- [Given exercise]:
In the data below, find every line with the string "attendant" and pull it out.

- [Supplied records]:

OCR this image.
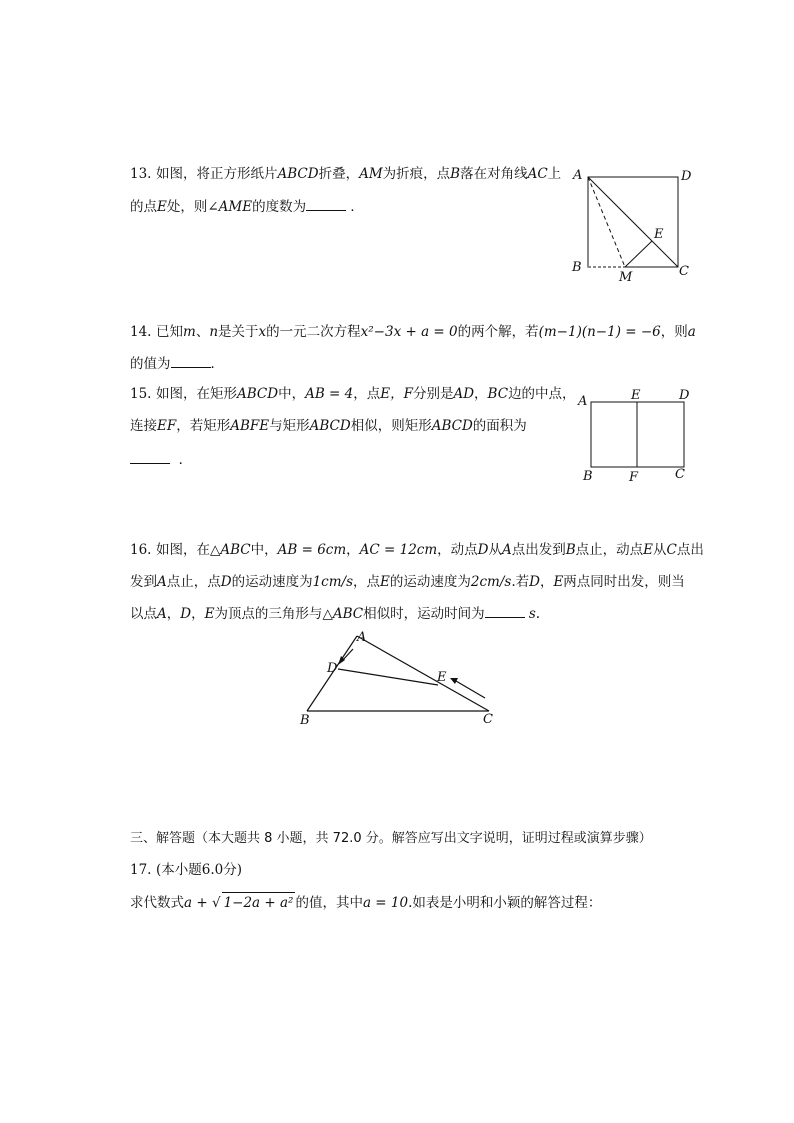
13. 如图，将正方形纸片ABCD折叠，AM为折痕，点B落在对角线AC上
的点E处，则∠AME的度数为	．
A	D
E
B
M	C
14. 已知m、n是关于x的一元二次方程x²−3x + a = 0的两个解，若(m−1)(n−1) = −6，则a
的值为	．
15. 如图，在矩形ABCD中，AB = 4，点E，F分别是AD，BC边的中点，
连接EF，若矩形ABFE与矩形ABCD相似，则矩形ABCD的面积为
．
A	E	D
B	F	C
16. 如图，在△ABC中，AB = 6cm，AC = 12cm，动点D从A点出发到B点止，动点E从C点出
发到A点止，点D的运动速度为1cm/s，点E的运动速度为2cm/s.若D，E两点同时出发，则当
以点A，D，E为顶点的三角形与△ABC相似时，运动时间为	s.
A
D
E
B	C
三、解答题（本大题共 8 小题，共 72.0 分。解答应写出文字说明，证明过程或演算步骤）
17. (本小题6.0分)
求代数式a + √ 1−2a + a² 的值，其中a = 10.如表是小明和小颖的解答过程：
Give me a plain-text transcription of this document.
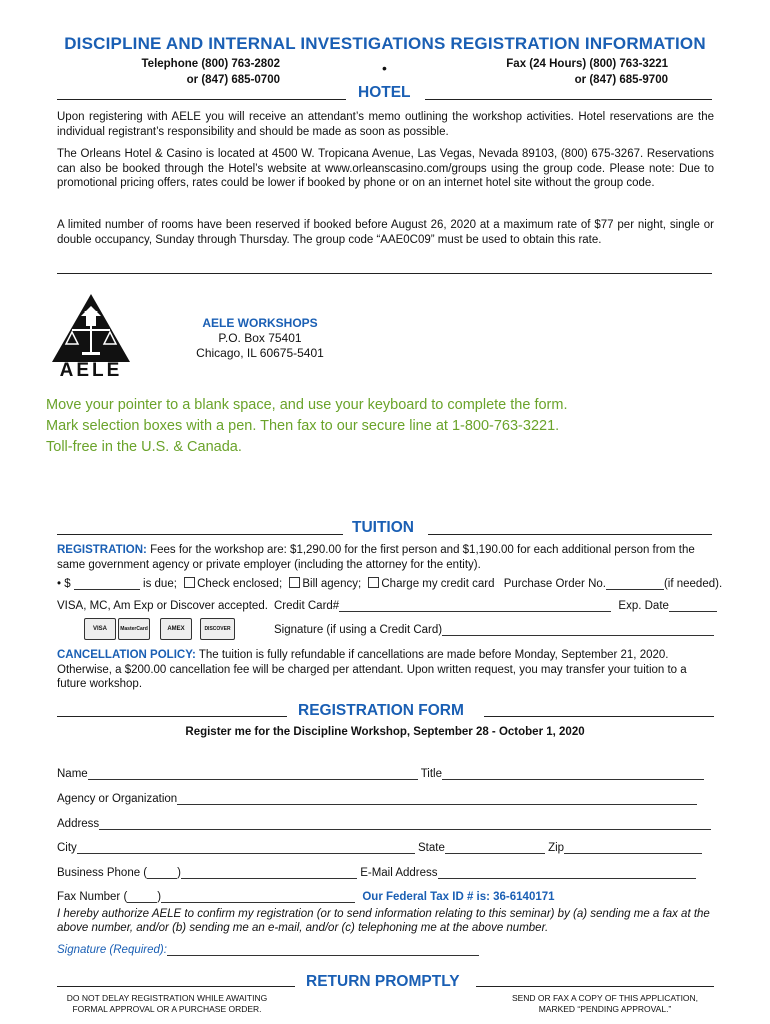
DISCIPLINE AND INTERNAL INVESTIGATIONS REGISTRATION INFORMATION
Telephone (800) 763-2802
or (847) 685-0700
•	Fax (24 Hours) (800) 763-3221
or (847) 685-9700
HOTEL
Upon registering with AELE you will receive an attendant’s memo outlining the workshop activities. Hotel reservations are the individual registrant’s responsibility and should be made as soon as possible.
The Orleans Hotel & Casino is located at 4500 W. Tropicana Avenue, Las Vegas, Nevada 89103, (800) 675-3267. Reservations can also be booked through the Hotel’s website at www.orleanscasino.com/groups using the group code. Please note: Due to promotional pricing offers, rates could be lower if booked by phone or on an internet hotel site without the group code.
A limited number of rooms have been reserved if booked before August 26, 2020 at a maximum rate of $77 per night, single or double occupancy, Sunday through Thursday. The group code “AAE0C09” must be used to obtain this rate.
AELE
AELE WORKSHOPS
P.O. Box 75401
Chicago, IL 60675-5401
Move your pointer to a blank space, and use your keyboard to complete the form.
Mark selection boxes with a pen. Then fax to our secure line at 1-800-763-3221.
Toll-free in the U.S. & Canada.
TUITION
REGISTRATION: Fees for the workshop are: $1,290.00 for the first person and $1,190.00 for each additional person from the same government agency or private employer (including the attorney for the entity).
• $	is due; Check enclosed; Bill agency; Charge my credit card Purchase Order No.	(if needed).
VISA, MC, Am Exp or Discover accepted. Credit Card#	Exp. Date
VISA	MasterCard	AMEX	DISCOVER	Signature (if using a Credit Card)
CANCELLATION POLICY: The tuition is fully refundable if cancellations are made before Monday, September 21, 2020. Otherwise, a $200.00 cancellation fee will be charged per attendant. Upon written request, you may transfer your tuition to a future workshop.
REGISTRATION FORM
Register me for the Discipline Workshop, September 28 - October 1, 2020
Name	Title
Agency or Organization
Address
City	State	Zip
Business Phone (	)	E-Mail Address
Fax Number (	)	Our Federal Tax ID # is: 36-6140171
I hereby authorize AELE to confirm my registration (or to send information relating to this seminar) by (a) sending me a fax at the above number, and/or (b) sending me an e-mail, and/or (c) telephoning me at the above number.
Signature (Required):
RETURN PROMPTLY
DO NOT DELAY REGISTRATION WHILE AWAITING
FORMAL APPROVAL OR A PURCHASE ORDER.
SEND OR FAX A COPY OF THIS APPLICATION,
MARKED “PENDING APPROVAL.”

- [Response]:
Upon registering with AELE you will receive an attendant’s memo outlining the workshop activities. Hotel reservations are the individual registrant’s responsibility and should be made as soon as possible.
CANCELLATION POLICY: The tuition is fully refundable if cancellations are made before Monday, September 21, 2020. Otherwise, a $200.00 cancellation fee will be charged per attendant. Upon written request, you may transfer your tuition to a future workshop.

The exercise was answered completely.